Say how many lines contain the word "name". Only the number should be given.

Stored entries:
-------------------------

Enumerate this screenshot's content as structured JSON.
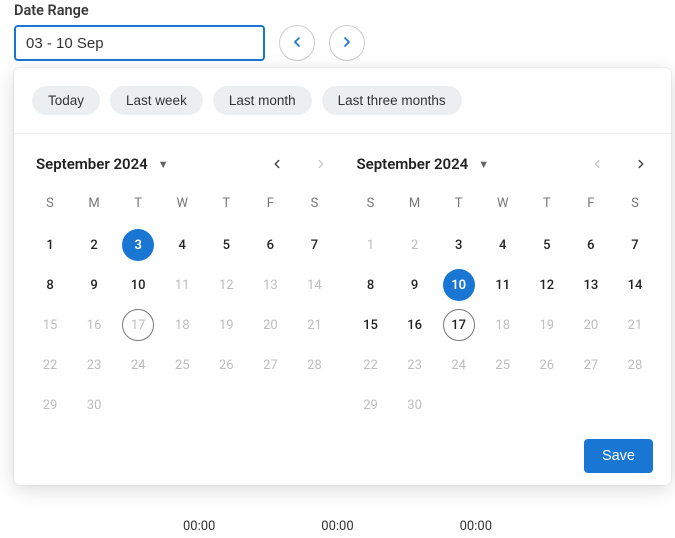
{
  "label": "Date Range",
  "input_value": "03 - 10 Sep",
  "presets": [
    "Today",
    "Last week",
    "Last month",
    "Last three months"
  ],
  "dow": [
    "S",
    "M",
    "T",
    "W",
    "T",
    "F",
    "S"
  ],
  "save_label": "Save",
  "bg_times": [
    "00:00",
    "00:00",
    "00:00"
  ],
  "calendars": [
    {
      "title": "September 2024",
      "prev_disabled": false,
      "next_disabled": true,
      "days": [
        {
          "n": 1,
          "in": true
        },
        {
          "n": 2,
          "in": true
        },
        {
          "n": 3,
          "in": true,
          "sel": true
        },
        {
          "n": 4,
          "in": true
        },
        {
          "n": 5,
          "in": true
        },
        {
          "n": 6,
          "in": true
        },
        {
          "n": 7,
          "in": true
        },
        {
          "n": 8,
          "in": true
        },
        {
          "n": 9,
          "in": true
        },
        {
          "n": 10,
          "in": true
        },
        {
          "n": 11,
          "in": false
        },
        {
          "n": 12,
          "in": false
        },
        {
          "n": 13,
          "in": false
        },
        {
          "n": 14,
          "in": false
        },
        {
          "n": 15,
          "in": false
        },
        {
          "n": 16,
          "in": false
        },
        {
          "n": 17,
          "in": false,
          "today": true
        },
        {
          "n": 18,
          "in": false
        },
        {
          "n": 19,
          "in": false
        },
        {
          "n": 20,
          "in": false
        },
        {
          "n": 21,
          "in": false
        },
        {
          "n": 22,
          "in": false
        },
        {
          "n": 23,
          "in": false
        },
        {
          "n": 24,
          "in": false
        },
        {
          "n": 25,
          "in": false
        },
        {
          "n": 26,
          "in": false
        },
        {
          "n": 27,
          "in": false
        },
        {
          "n": 28,
          "in": false
        },
        {
          "n": 29,
          "in": false
        },
        {
          "n": 30,
          "in": false
        }
      ]
    },
    {
      "title": "September 2024",
      "prev_disabled": true,
      "next_disabled": false,
      "days": [
        {
          "n": 1,
          "in": false
        },
        {
          "n": 2,
          "in": false
        },
        {
          "n": 3,
          "in": true
        },
        {
          "n": 4,
          "in": true
        },
        {
          "n": 5,
          "in": true
        },
        {
          "n": 6,
          "in": true
        },
        {
          "n": 7,
          "in": true
        },
        {
          "n": 8,
          "in": true
        },
        {
          "n": 9,
          "in": true
        },
        {
          "n": 10,
          "in": true,
          "sel": true
        },
        {
          "n": 11,
          "in": true
        },
        {
          "n": 12,
          "in": true
        },
        {
          "n": 13,
          "in": true
        },
        {
          "n": 14,
          "in": true
        },
        {
          "n": 15,
          "in": true
        },
        {
          "n": 16,
          "in": true
        },
        {
          "n": 17,
          "in": true,
          "today": true
        },
        {
          "n": 18,
          "in": false
        },
        {
          "n": 19,
          "in": false
        },
        {
          "n": 20,
          "in": false
        },
        {
          "n": 21,
          "in": false
        },
        {
          "n": 22,
          "in": false
        },
        {
          "n": 23,
          "in": false
        },
        {
          "n": 24,
          "in": false
        },
        {
          "n": 25,
          "in": false
        },
        {
          "n": 26,
          "in": false
        },
        {
          "n": 27,
          "in": false
        },
        {
          "n": 28,
          "in": false
        },
        {
          "n": 29,
          "in": false
        },
        {
          "n": 30,
          "in": false
        }
      ]
    }
  ]
}
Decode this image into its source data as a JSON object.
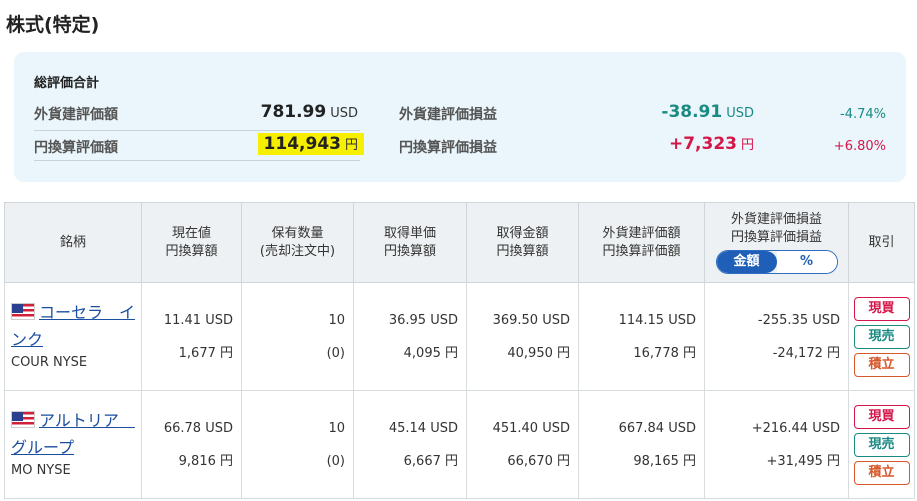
{
  "page_title": "株式(特定)",
  "summary": {
    "heading": "総評価合計",
    "foreign_value_label": "外貨建評価額",
    "foreign_value": "781.99",
    "foreign_value_unit": "USD",
    "yen_value_label": "円換算評価額",
    "yen_value": "114,943",
    "yen_value_unit": "円",
    "foreign_pl_label": "外貨建評価損益",
    "foreign_pl": "-38.91",
    "foreign_pl_unit": "USD",
    "foreign_pl_pct": "-4.74%",
    "yen_pl_label": "円換算評価損益",
    "yen_pl": "+7,323",
    "yen_pl_unit": "円",
    "yen_pl_pct": "+6.80%"
  },
  "table": {
    "headers": {
      "name": "銘柄",
      "price_1": "現在値",
      "price_2": "円換算額",
      "qty_1": "保有数量",
      "qty_2": "(売却注文中)",
      "unit_cost_1": "取得単価",
      "unit_cost_2": "円換算額",
      "cost_1": "取得金額",
      "cost_2": "円換算額",
      "value_1": "外貨建評価額",
      "value_2": "円換算評価額",
      "pl_1": "外貨建評価損益",
      "pl_2": "円換算評価損益",
      "toggle_amount": "金額",
      "toggle_pct": "%",
      "trade": "取引"
    },
    "rows": [
      {
        "name": "コーセラ　インク",
        "code": "COUR NYSE",
        "price_usd": "11.41 USD",
        "price_jpy": "1,677 円",
        "qty": "10",
        "qty_selling": "(0)",
        "unit_cost_usd": "36.95 USD",
        "unit_cost_jpy": "4,095 円",
        "cost_usd": "369.50 USD",
        "cost_jpy": "40,950 円",
        "value_usd": "114.15 USD",
        "value_jpy": "16,778 円",
        "pl_usd": "-255.35 USD",
        "pl_jpy": "-24,172 円",
        "sign": "neg",
        "btn_buy": "現買",
        "btn_sell": "現売",
        "btn_accum": "積立"
      },
      {
        "name": "アルトリア　グループ",
        "code": "MO NYSE",
        "price_usd": "66.78 USD",
        "price_jpy": "9,816 円",
        "qty": "10",
        "qty_selling": "(0)",
        "unit_cost_usd": "45.14 USD",
        "unit_cost_jpy": "6,667 円",
        "cost_usd": "451.40 USD",
        "cost_jpy": "66,670 円",
        "value_usd": "667.84 USD",
        "value_jpy": "98,165 円",
        "pl_usd": "+216.44 USD",
        "pl_jpy": "+31,495 円",
        "sign": "pos",
        "btn_buy": "現買",
        "btn_sell": "現売",
        "btn_accum": "積立"
      }
    ]
  },
  "colors": {
    "negative": "#1a8a83",
    "positive": "#d4174a",
    "highlight": "#f6f000",
    "summary_bg": "#eaf6fb",
    "link": "#1b4ea0"
  }
}
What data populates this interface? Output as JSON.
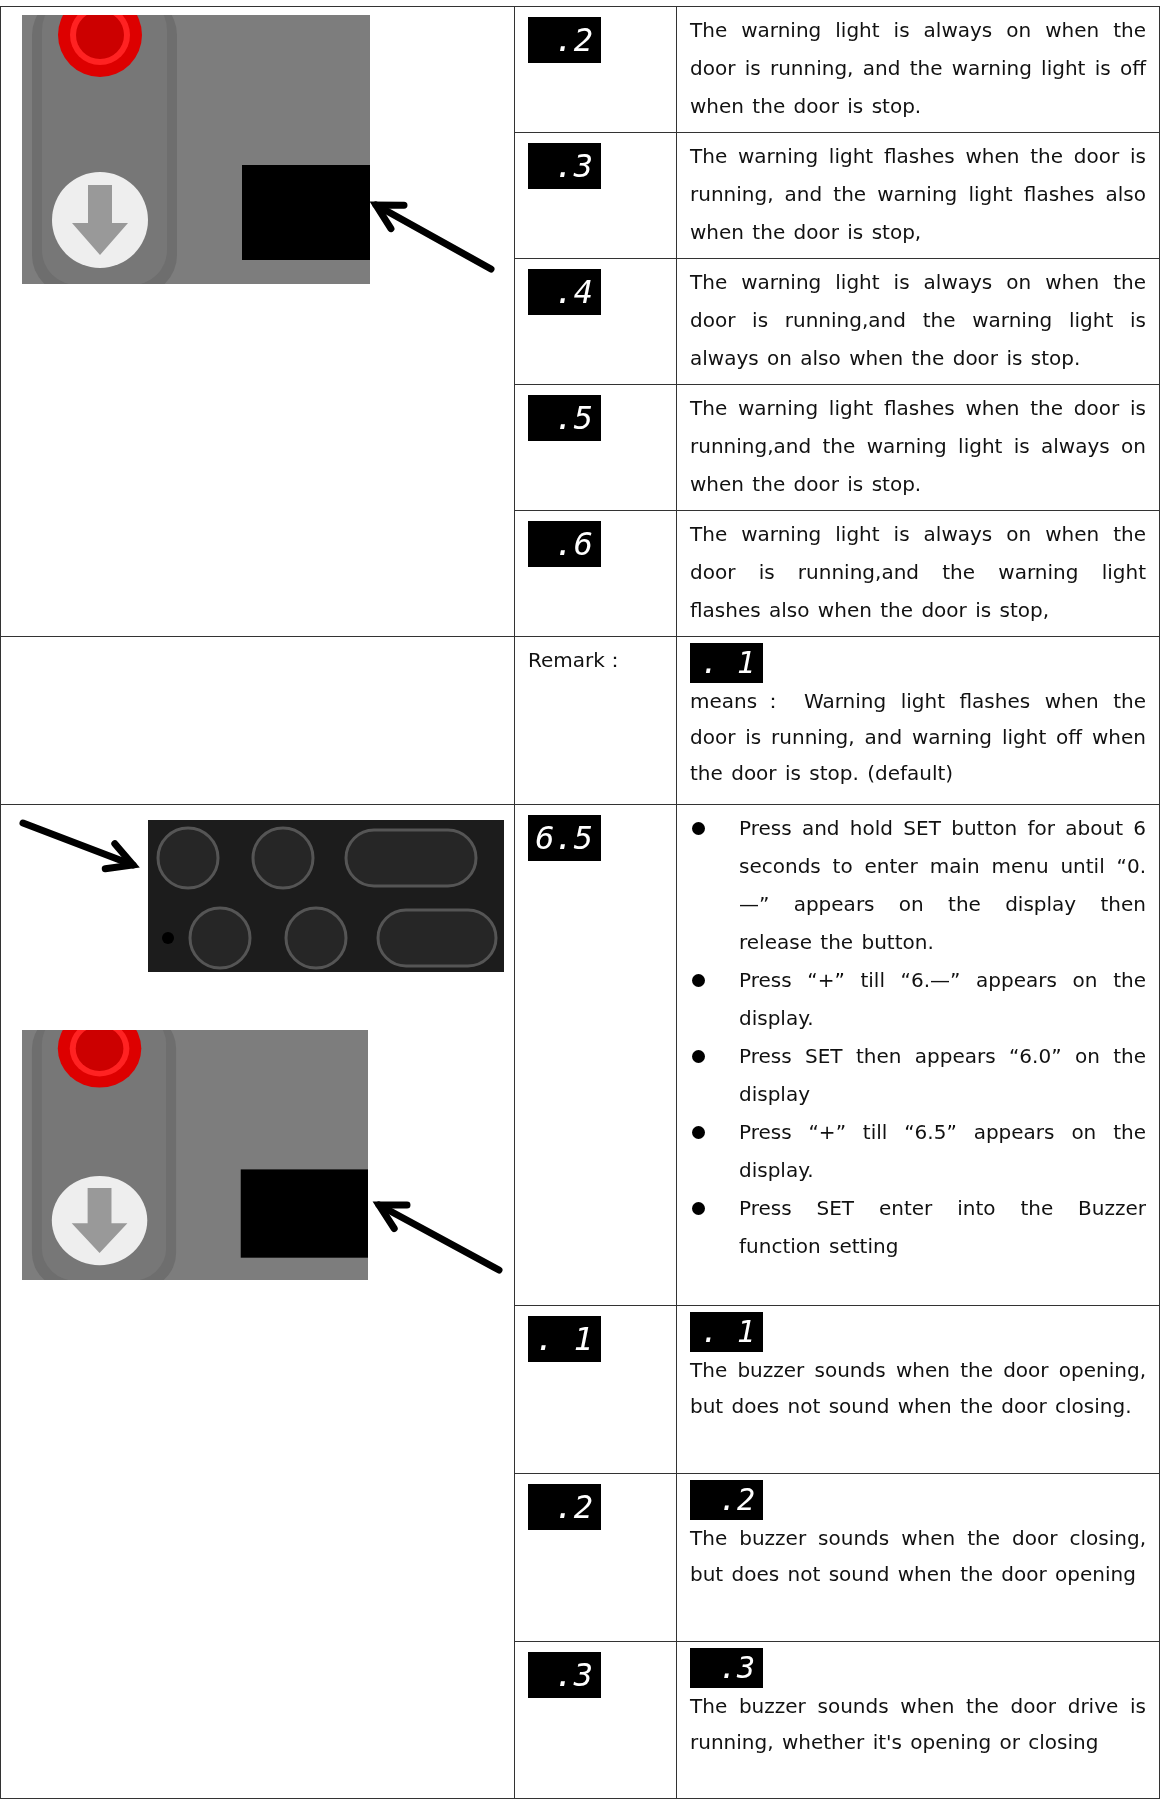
{
  "warning_light_section": {
    "rows": [
      {
        "display": ".2",
        "description": "The warning light is always on when the door is running, and the warning light is off when the door is stop."
      },
      {
        "display": ".3",
        "description": "The warning light flashes when the door is running, and the warning light flashes also when the door is stop,"
      },
      {
        "display": ".4",
        "description": "The warning light is always on when the door is running,and the warning light is always on also when the door is stop."
      },
      {
        "display": ".5",
        "description": "The warning light flashes when the door is running,and the warning light is always on when the door is stop."
      },
      {
        "display": ".6",
        "description": "The warning light is always on when the door is running,and the warning light flashes also when the door is stop,"
      }
    ]
  },
  "remark": {
    "label": "Remark：",
    "display": ". 1",
    "description": "means： Warning light flashes when the door is running, and warning light off when the door is stop. (default)"
  },
  "buzzer_section": {
    "display": "6.5",
    "steps": [
      "Press and hold SET button for about 6 seconds to enter main menu until “0.—” appears on the display then release the button.",
      "Press “+” till “6.—” appears on the display.",
      "Press SET then appears “6.0” on the display",
      "Press “+” till “6.5” appears on the display.",
      "Press  SET enter into the Buzzer function setting"
    ],
    "rows": [
      {
        "display": ". 1",
        "inline_display": ". 1",
        "description": "The buzzer sounds when the door opening, but does not sound when the door closing."
      },
      {
        "display": ".2",
        "inline_display": ".2",
        "description": "The buzzer sounds when the door closing, but does not sound when the door opening"
      },
      {
        "display": ".3",
        "inline_display": ".3",
        "description": "The buzzer sounds when the door drive is running, whether it's opening or closing"
      }
    ]
  }
}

-------------------------

## EXERCISE OUTPUT:
3